PROVIDED DATA
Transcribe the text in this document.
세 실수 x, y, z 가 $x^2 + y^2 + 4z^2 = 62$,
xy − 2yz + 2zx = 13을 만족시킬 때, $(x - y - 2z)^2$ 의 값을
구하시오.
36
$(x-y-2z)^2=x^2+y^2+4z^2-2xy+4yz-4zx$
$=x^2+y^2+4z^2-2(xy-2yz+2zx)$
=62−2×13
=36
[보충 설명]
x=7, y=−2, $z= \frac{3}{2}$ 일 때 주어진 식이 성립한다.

WHAT YOU NEED TO DO
Restate the data above word for word, please.

PROBLEM SOLUTION
Transcribe the text in this document.
세 실수 x, y, z 가 $x^2 + y^2 + 4z^2 = 62$,
xy − 2yz + 2zx = 13을 만족시킬 때, $(x - y - 2z)^2$ 의 값을
구하시오.
36
$(x-y-2z)^2=x^2+y^2+4z^2-2xy+4yz-4zx$
$=x^2+y^2+4z^2-2(xy-2yz+2zx)$
=62−2×13
=36
[보충 설명]
x=7, y=−2, $z= \frac{3}{2}$ 일 때 주어진 식이 성립한다.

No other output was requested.